EXERCISE AIM: Repeat every record below exactly, leaving out the pictures.

THE RECORDS:
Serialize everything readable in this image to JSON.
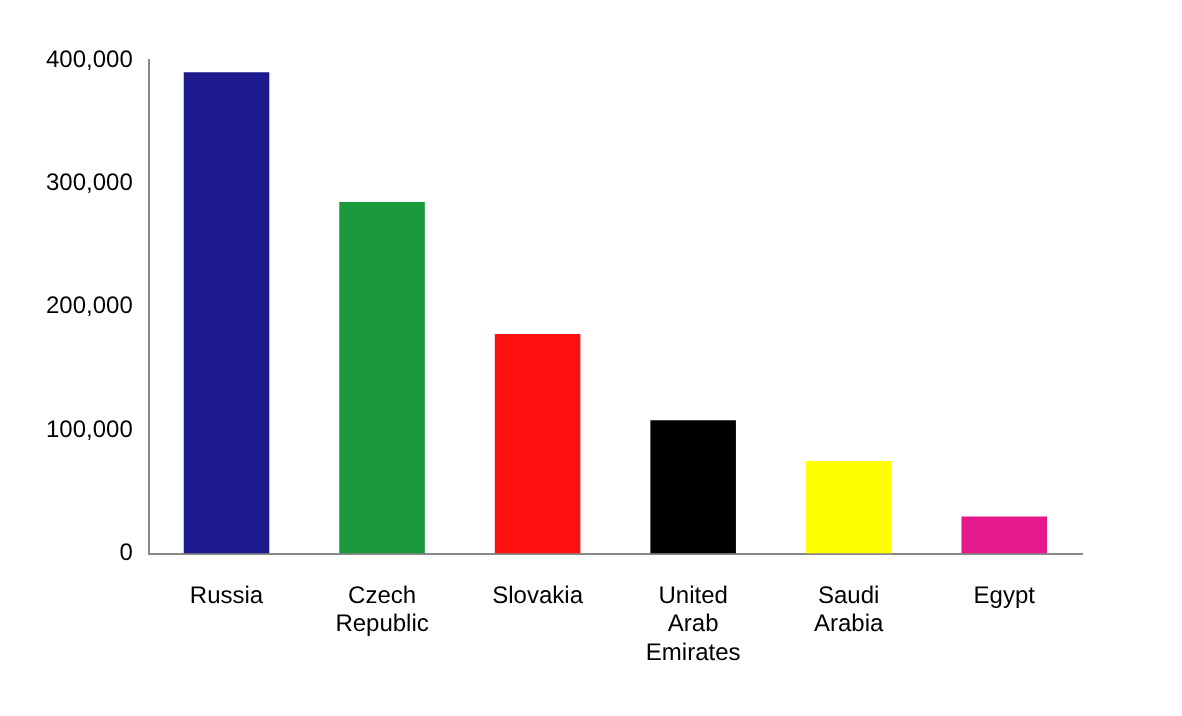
{
  "chart_data": {
    "type": "bar",
    "categories": [
      "Russia",
      "Czech Republic",
      "Slovakia",
      "United Arab Emirates",
      "Saudi Arabia",
      "Egypt"
    ],
    "values": [
      390000,
      285000,
      178000,
      108000,
      75000,
      30000
    ],
    "colors": [
      "#1c1a8c",
      "#1a9a3a",
      "#ff1010",
      "#000000",
      "#ffff00",
      "#e6198c"
    ],
    "ylim": [
      0,
      400000
    ],
    "yticks": [
      {
        "value": 0,
        "label": "0"
      },
      {
        "value": 100000,
        "label": "100,000"
      },
      {
        "value": 200000,
        "label": "200,000"
      },
      {
        "value": 300000,
        "label": "300,000"
      },
      {
        "value": 400000,
        "label": "400,000"
      }
    ],
    "grid": false,
    "legend": false
  }
}
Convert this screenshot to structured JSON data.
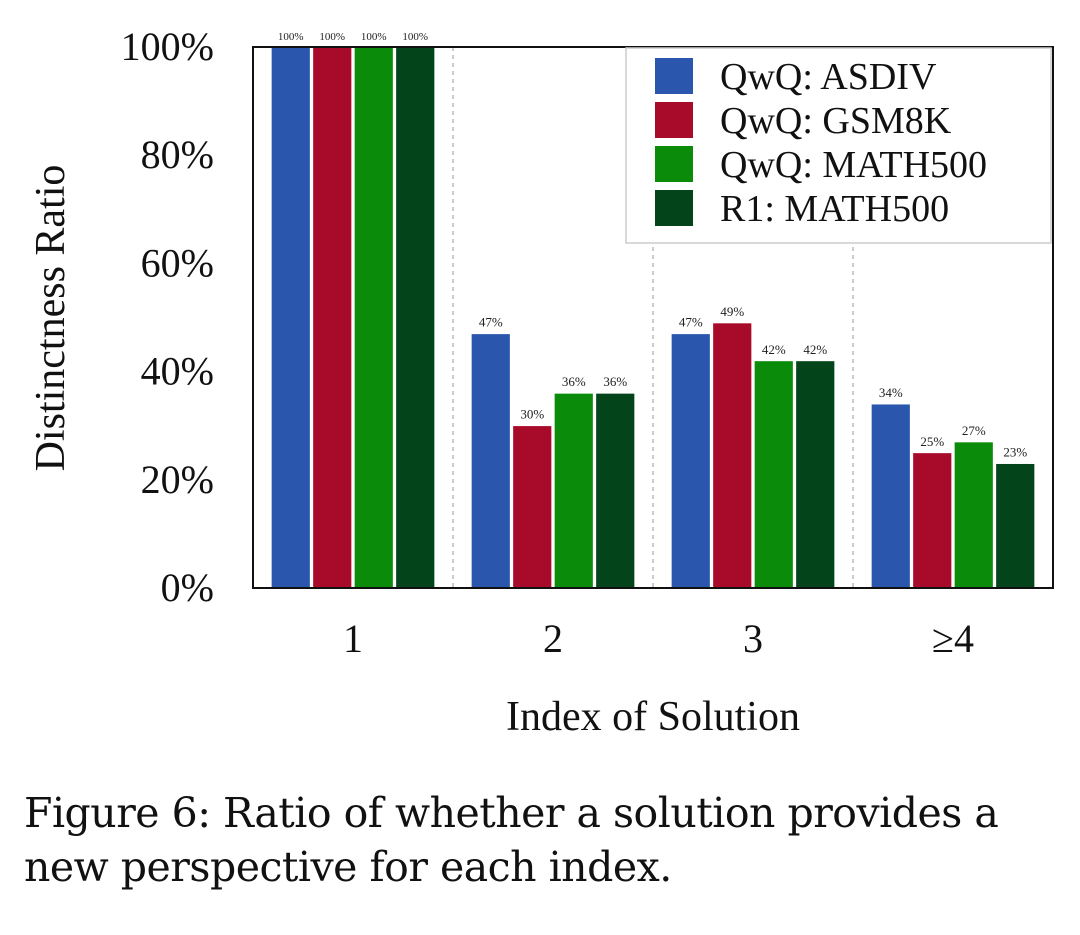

CORRECT RESPONSE:
Serialize everything readable in this image to JSON.
{
  "chart_data": {
    "type": "bar",
    "categories": [
      "Russia",
      "Czech Republic",
      "Slovakia",
      "United Arab Emirates",
      "Saudi Arabia",
      "Egypt"
    ],
    "values": [
      390000,
      285000,
      178000,
      108000,
      75000,
      30000
    ],
    "colors": [
      "#1c1a8c",
      "#1a9a3a",
      "#ff1010",
      "#000000",
      "#ffff00",
      "#e6198c"
    ],
    "ylim": [
      0,
      400000
    ],
    "yticks": [
      {
        "value": 0,
        "label": "0"
      },
      {
        "value": 100000,
        "label": "100,000"
      },
      {
        "value": 200000,
        "label": "200,000"
      },
      {
        "value": 300000,
        "label": "300,000"
      },
      {
        "value": 400000,
        "label": "400,000"
      }
    ],
    "grid": false,
    "legend": false
  }
}
Convert this screenshot to structured JSON data.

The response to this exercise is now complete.